# The exercise
Print all of the data exactly as written.

** start of Data entries **

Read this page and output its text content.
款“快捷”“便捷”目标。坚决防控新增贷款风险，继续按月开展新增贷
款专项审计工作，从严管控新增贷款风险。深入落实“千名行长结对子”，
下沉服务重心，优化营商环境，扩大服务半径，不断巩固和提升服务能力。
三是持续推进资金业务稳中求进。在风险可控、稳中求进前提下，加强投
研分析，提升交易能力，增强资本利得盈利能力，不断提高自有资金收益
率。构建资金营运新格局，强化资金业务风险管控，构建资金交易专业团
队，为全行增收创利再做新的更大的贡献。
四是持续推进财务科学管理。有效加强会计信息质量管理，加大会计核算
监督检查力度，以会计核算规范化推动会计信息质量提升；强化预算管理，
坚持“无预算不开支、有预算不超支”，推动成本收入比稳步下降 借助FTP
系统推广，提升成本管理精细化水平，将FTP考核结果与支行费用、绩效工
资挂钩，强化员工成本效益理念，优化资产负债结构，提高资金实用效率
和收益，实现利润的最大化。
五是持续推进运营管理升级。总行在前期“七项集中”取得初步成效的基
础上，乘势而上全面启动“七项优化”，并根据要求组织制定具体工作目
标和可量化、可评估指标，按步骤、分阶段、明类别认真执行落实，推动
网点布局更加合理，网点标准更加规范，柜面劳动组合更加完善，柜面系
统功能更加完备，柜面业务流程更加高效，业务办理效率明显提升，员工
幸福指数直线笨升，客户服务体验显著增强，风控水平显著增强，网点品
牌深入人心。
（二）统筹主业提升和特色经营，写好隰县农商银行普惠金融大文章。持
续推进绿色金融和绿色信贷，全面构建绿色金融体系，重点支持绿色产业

** end of Data entries **

# Correct output
Read this page and output its text content.
款“快捷”“便捷”目标。坚决防控新增贷款风险，继续按月开展新增贷
款专项审计工作，从严管控新增贷款风险。深入落实“千名行长结对子”，
下沉服务重心，优化营商环境，扩大服务半径，不断巩固和提升服务能力。
三是持续推进资金业务稳中求进。在风险可控、稳中求进前提下，加强投
研分析，提升交易能力，增强资本利得盈利能力，不断提高自有资金收益
率。构建资金营运新格局，强化资金业务风险管控，构建资金交易专业团
队，为全行增收创利再做新的更大的贡献。
四是持续推进财务科学管理。有效加强会计信息质量管理，加大会计核算
监督检查力度，以会计核算规范化推动会计信息质量提升；强化预算管理，
坚持“无预算不开支、有预算不超支”，推动成本收入比稳步下降 借助FTP
系统推广，提升成本管理精细化水平，将FTP考核结果与支行费用、绩效工
资挂钩，强化员工成本效益理念，优化资产负债结构，提高资金实用效率
和收益，实现利润的最大化。
五是持续推进运营管理升级。总行在前期“七项集中”取得初步成效的基
础上，乘势而上全面启动“七项优化”，并根据要求组织制定具体工作目
标和可量化、可评估指标，按步骤、分阶段、明类别认真执行落实，推动
网点布局更加合理，网点标准更加规范，柜面劳动组合更加完善，柜面系
统功能更加完备，柜面业务流程更加高效，业务办理效率明显提升，员工
幸福指数直线笨升，客户服务体验显著增强，风控水平显著增强，网点品
牌深入人心。
（二）统筹主业提升和特色经营，写好隰县农商银行普惠金融大文章。持
续推进绿色金融和绿色信贷，全面构建绿色金融体系，重点支持绿色产业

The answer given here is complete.